===== Stored rows
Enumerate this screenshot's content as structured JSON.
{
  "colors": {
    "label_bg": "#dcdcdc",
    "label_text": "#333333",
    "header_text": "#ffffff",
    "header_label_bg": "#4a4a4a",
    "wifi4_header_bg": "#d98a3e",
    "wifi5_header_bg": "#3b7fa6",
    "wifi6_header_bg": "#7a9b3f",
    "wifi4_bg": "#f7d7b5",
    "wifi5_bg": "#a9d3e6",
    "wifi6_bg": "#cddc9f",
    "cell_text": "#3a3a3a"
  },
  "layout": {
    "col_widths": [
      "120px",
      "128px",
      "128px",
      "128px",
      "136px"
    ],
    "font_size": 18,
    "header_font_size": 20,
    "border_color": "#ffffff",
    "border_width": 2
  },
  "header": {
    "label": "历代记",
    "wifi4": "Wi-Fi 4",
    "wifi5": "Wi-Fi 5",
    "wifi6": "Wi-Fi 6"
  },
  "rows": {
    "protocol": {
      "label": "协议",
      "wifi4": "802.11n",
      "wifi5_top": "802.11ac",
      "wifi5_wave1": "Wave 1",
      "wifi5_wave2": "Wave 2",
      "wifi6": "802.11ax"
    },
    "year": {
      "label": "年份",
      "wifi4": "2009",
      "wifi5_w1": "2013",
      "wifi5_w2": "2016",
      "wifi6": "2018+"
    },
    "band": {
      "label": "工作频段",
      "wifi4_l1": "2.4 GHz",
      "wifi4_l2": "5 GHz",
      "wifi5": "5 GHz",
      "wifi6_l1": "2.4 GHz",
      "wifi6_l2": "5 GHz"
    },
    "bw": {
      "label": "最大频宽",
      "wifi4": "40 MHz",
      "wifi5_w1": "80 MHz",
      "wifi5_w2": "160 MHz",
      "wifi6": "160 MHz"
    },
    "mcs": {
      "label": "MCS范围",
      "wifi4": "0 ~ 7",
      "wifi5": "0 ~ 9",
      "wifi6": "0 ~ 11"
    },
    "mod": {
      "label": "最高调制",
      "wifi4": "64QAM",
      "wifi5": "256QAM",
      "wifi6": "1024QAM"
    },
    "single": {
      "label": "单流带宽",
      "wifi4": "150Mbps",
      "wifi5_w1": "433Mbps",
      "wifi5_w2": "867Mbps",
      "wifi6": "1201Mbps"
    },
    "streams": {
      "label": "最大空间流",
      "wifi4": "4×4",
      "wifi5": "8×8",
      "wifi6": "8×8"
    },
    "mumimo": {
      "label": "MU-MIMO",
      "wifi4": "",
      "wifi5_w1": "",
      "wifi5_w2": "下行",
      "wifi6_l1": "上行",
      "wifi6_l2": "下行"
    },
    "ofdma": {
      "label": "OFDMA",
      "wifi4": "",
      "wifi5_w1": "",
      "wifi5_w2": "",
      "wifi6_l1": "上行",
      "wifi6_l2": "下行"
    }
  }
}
==========
*Aim:* Repeat all entries. Match them exactly.

*Response below:*
Enumerate this screenshot's content as structured JSON.
{
  "colors": {
    "label_bg": "#dcdcdc",
    "label_text": "#333333",
    "header_text": "#ffffff",
    "header_label_bg": "#4a4a4a",
    "wifi4_header_bg": "#d98a3e",
    "wifi5_header_bg": "#3b7fa6",
    "wifi6_header_bg": "#7a9b3f",
    "wifi4_bg": "#f7d7b5",
    "wifi5_bg": "#a9d3e6",
    "wifi6_bg": "#cddc9f",
    "cell_text": "#3a3a3a"
  },
  "layout": {
    "col_widths": [
      "120px",
      "128px",
      "128px",
      "128px",
      "136px"
    ],
    "font_size": 18,
    "header_font_size": 20,
    "border_color": "#ffffff",
    "border_width": 2
  },
  "header": {
    "label": "历代记",
    "wifi4": "Wi-Fi 4",
    "wifi5": "Wi-Fi 5",
    "wifi6": "Wi-Fi 6"
  },
  "rows": {
    "protocol": {
      "label": "协议",
      "wifi4": "802.11n",
      "wifi5_top": "802.11ac",
      "wifi5_wave1": "Wave 1",
      "wifi5_wave2": "Wave 2",
      "wifi6": "802.11ax"
    },
    "year": {
      "label": "年份",
      "wifi4": "2009",
      "wifi5_w1": "2013",
      "wifi5_w2": "2016",
      "wifi6": "2018+"
    },
    "band": {
      "label": "工作频段",
      "wifi4_l1": "2.4 GHz",
      "wifi4_l2": "5 GHz",
      "wifi5": "5 GHz",
      "wifi6_l1": "2.4 GHz",
      "wifi6_l2": "5 GHz"
    },
    "bw": {
      "label": "最大频宽",
      "wifi4": "40 MHz",
      "wifi5_w1": "80 MHz",
      "wifi5_w2": "160 MHz",
      "wifi6": "160 MHz"
    },
    "mcs": {
      "label": "MCS范围",
      "wifi4": "0 ~ 7",
      "wifi5": "0 ~ 9",
      "wifi6": "0 ~ 11"
    },
    "mod": {
      "label": "最高调制",
      "wifi4": "64QAM",
      "wifi5": "256QAM",
      "wifi6": "1024QAM"
    },
    "single": {
      "label": "单流带宽",
      "wifi4": "150Mbps",
      "wifi5_w1": "433Mbps",
      "wifi5_w2": "867Mbps",
      "wifi6": "1201Mbps"
    },
    "streams": {
      "label": "最大空间流",
      "wifi4": "4×4",
      "wifi5": "8×8",
      "wifi6": "8×8"
    },
    "mumimo": {
      "label": "MU-MIMO",
      "wifi4": "",
      "wifi5_w1": "",
      "wifi5_w2": "下行",
      "wifi6_l1": "上行",
      "wifi6_l2": "下行"
    },
    "ofdma": {
      "label": "OFDMA",
      "wifi4": "",
      "wifi5_w1": "",
      "wifi5_w2": "",
      "wifi6_l1": "上行",
      "wifi6_l2": "下行"
    }
  }
}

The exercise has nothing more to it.